◆ STORED DATA:

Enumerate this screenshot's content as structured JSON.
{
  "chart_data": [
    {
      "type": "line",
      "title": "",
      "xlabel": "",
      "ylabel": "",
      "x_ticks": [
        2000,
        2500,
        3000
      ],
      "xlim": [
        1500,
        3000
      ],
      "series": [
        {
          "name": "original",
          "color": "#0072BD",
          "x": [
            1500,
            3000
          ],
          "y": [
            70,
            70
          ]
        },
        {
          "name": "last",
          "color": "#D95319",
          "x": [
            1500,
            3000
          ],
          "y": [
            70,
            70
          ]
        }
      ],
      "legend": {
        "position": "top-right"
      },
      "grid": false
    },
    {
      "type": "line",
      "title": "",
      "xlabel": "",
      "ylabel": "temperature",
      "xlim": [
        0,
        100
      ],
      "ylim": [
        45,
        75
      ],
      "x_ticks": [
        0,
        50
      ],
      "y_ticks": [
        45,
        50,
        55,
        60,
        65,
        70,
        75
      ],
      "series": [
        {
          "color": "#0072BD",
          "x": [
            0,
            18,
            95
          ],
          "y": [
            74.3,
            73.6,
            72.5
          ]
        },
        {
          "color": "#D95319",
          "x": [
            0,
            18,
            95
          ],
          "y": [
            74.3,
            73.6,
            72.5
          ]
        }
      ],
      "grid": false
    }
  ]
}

◆ DIRECTIONS FOR THIS TASK:
Extract the full set of entries word for word.

◆ WORKED ANSWER:
Enumerate this screenshot's content as structured JSON.
{
  "chart_data": [
    {
      "type": "line",
      "title": "",
      "xlabel": "",
      "ylabel": "",
      "x_ticks": [
        2000,
        2500,
        3000
      ],
      "xlim": [
        1500,
        3000
      ],
      "series": [
        {
          "name": "original",
          "color": "#0072BD",
          "x": [
            1500,
            3000
          ],
          "y": [
            70,
            70
          ]
        },
        {
          "name": "last",
          "color": "#D95319",
          "x": [
            1500,
            3000
          ],
          "y": [
            70,
            70
          ]
        }
      ],
      "legend": {
        "position": "top-right"
      },
      "grid": false
    },
    {
      "type": "line",
      "title": "",
      "xlabel": "",
      "ylabel": "temperature",
      "xlim": [
        0,
        100
      ],
      "ylim": [
        45,
        75
      ],
      "x_ticks": [
        0,
        50
      ],
      "y_ticks": [
        45,
        50,
        55,
        60,
        65,
        70,
        75
      ],
      "series": [
        {
          "color": "#0072BD",
          "x": [
            0,
            18,
            95
          ],
          "y": [
            74.3,
            73.6,
            72.5
          ]
        },
        {
          "color": "#D95319",
          "x": [
            0,
            18,
            95
          ],
          "y": [
            74.3,
            73.6,
            72.5
          ]
        }
      ],
      "grid": false
    }
  ]
}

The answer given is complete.